> [TASK REQUIREMENTS]:
Below is a block of records. Copy every line in it that contains the word "barbs".

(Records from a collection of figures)
#####

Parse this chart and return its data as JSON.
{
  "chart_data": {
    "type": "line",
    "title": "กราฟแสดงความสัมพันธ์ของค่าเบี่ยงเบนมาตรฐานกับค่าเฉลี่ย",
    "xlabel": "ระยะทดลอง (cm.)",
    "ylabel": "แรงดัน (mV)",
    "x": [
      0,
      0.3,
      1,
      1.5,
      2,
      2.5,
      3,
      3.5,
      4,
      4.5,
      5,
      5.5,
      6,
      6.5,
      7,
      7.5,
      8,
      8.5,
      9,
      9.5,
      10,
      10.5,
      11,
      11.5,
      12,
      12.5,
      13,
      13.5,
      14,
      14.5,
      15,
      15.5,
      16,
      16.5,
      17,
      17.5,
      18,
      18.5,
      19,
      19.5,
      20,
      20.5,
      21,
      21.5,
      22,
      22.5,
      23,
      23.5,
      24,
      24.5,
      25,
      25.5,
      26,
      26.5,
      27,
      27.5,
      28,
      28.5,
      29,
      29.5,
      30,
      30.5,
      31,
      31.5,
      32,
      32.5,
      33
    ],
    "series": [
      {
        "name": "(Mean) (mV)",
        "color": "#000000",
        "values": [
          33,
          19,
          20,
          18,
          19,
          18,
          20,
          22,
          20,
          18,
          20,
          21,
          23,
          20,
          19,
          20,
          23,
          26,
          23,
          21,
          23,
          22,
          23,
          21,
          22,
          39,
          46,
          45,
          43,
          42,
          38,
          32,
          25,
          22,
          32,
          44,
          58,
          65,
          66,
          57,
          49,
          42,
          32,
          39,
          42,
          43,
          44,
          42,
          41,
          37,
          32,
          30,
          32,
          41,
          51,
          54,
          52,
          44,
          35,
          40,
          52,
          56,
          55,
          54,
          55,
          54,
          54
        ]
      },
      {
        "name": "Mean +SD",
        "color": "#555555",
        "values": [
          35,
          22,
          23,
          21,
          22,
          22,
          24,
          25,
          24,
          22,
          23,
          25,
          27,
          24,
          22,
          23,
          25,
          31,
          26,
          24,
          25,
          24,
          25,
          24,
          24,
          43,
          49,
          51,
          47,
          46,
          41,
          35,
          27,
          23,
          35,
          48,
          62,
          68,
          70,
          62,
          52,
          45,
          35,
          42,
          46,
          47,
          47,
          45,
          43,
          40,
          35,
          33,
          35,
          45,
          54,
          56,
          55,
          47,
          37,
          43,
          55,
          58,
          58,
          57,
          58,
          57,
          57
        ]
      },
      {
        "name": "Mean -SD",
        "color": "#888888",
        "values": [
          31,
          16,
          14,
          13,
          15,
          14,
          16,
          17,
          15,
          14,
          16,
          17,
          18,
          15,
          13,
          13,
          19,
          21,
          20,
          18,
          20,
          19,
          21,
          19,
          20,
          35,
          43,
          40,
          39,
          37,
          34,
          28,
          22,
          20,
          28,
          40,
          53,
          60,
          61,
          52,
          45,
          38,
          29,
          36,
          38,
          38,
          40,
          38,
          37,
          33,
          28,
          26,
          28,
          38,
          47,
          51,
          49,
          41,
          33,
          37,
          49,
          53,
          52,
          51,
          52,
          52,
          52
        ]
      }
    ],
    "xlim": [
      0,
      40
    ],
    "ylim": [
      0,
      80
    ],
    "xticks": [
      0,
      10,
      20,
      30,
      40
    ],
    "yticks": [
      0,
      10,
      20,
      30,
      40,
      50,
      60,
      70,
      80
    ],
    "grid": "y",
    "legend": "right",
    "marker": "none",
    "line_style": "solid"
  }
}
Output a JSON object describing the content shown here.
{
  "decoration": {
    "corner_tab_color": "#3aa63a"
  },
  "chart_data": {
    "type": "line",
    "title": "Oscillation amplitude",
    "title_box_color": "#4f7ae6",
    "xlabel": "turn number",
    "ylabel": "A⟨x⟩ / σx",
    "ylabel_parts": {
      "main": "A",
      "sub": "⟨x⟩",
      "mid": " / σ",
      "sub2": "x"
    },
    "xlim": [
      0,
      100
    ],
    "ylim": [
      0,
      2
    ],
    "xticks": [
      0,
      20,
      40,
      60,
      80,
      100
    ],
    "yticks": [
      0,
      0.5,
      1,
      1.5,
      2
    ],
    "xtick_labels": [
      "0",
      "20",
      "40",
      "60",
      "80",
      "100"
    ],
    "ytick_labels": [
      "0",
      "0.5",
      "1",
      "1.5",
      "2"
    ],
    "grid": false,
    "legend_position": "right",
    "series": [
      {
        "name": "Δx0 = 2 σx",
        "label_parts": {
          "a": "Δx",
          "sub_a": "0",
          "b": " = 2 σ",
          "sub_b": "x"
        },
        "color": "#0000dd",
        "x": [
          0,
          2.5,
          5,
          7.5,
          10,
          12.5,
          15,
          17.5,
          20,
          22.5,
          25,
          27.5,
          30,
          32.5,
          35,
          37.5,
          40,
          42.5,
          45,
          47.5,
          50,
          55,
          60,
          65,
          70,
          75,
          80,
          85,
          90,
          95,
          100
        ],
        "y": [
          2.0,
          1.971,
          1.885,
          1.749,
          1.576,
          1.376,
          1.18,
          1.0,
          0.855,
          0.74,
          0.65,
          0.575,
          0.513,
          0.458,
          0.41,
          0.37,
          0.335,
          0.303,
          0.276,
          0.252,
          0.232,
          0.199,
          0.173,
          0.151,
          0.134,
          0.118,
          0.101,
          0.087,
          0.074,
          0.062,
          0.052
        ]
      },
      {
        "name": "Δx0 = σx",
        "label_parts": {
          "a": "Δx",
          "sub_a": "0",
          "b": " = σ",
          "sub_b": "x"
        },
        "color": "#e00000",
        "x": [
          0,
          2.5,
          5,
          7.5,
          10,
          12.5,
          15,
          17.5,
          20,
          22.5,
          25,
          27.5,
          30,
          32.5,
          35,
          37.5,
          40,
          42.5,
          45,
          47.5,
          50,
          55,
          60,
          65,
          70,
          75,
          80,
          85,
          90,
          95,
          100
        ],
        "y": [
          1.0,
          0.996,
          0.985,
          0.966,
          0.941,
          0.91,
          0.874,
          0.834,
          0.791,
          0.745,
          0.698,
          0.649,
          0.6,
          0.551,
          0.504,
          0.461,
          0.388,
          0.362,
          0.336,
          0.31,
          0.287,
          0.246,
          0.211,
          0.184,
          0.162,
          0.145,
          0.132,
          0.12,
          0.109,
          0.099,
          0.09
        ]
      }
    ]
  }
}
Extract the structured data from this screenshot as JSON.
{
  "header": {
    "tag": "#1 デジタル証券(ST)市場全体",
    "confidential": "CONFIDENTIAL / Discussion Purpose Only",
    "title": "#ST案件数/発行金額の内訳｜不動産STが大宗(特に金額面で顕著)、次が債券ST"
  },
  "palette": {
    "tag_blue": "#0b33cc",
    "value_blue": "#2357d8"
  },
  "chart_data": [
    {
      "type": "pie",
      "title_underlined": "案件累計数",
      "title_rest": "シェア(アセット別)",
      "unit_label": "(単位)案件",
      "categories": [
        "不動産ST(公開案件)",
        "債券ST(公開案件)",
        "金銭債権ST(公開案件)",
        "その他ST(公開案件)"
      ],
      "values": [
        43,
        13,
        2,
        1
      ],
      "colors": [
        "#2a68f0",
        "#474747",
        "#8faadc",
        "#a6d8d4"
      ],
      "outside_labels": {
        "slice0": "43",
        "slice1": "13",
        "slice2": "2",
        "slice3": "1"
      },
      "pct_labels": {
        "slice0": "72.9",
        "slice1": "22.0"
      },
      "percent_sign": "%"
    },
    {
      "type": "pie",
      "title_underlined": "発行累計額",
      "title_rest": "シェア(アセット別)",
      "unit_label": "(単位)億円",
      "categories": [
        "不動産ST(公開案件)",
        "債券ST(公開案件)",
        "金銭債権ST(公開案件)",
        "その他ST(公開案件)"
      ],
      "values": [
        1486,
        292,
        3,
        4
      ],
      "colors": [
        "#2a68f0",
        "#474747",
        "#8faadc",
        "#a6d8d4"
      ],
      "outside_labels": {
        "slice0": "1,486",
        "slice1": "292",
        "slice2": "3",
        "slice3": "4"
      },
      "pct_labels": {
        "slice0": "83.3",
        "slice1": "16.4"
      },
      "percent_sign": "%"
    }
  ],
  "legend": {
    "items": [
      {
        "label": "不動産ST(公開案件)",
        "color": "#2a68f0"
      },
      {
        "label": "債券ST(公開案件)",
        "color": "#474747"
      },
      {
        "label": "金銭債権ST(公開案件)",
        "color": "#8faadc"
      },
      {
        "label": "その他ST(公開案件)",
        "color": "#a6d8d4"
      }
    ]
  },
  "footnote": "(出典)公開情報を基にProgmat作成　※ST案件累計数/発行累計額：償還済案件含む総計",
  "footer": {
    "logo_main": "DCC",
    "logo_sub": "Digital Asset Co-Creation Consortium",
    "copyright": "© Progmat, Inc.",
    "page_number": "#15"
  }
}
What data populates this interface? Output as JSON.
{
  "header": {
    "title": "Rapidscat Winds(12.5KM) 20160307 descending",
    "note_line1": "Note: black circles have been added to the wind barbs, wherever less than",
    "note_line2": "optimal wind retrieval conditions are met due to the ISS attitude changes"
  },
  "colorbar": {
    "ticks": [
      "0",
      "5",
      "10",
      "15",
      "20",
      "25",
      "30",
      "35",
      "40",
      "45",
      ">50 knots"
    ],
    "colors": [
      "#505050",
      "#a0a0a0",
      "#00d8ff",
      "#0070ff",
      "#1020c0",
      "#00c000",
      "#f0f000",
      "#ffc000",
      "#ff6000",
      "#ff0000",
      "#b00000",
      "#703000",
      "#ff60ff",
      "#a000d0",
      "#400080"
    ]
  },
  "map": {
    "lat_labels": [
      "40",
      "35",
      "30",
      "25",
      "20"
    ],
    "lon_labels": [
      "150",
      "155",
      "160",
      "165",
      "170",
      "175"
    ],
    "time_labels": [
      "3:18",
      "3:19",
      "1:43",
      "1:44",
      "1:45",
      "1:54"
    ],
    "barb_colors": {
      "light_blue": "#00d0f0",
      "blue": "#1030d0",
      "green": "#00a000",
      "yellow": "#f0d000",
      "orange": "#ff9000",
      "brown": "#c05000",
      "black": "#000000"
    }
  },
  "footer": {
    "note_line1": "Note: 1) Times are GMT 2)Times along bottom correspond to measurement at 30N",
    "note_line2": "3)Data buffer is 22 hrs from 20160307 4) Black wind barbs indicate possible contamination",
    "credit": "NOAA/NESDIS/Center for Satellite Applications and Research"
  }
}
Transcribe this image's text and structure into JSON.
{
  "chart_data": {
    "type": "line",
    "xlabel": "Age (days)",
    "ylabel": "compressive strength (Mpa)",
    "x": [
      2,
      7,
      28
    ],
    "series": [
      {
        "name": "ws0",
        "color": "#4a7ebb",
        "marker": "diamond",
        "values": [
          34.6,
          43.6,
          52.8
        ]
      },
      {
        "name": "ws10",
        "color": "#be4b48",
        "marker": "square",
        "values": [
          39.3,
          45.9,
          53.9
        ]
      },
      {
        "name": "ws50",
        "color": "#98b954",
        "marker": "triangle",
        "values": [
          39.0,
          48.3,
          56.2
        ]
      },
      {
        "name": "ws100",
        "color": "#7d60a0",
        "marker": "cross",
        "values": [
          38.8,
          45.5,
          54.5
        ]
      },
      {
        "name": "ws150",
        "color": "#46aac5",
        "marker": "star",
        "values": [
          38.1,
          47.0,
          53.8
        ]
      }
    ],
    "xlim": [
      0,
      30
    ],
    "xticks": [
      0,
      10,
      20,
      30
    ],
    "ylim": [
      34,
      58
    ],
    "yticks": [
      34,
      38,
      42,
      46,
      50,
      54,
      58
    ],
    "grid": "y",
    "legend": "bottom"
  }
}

#####

> [WRITTEN REPLY]:
    "note_line1": "Note: black circles have been added to the wind barbs, wherever less than",
    "note_line2": "3)Data buffer is 22 hrs from 20160307 4) Black wind barbs indicate possible contamination",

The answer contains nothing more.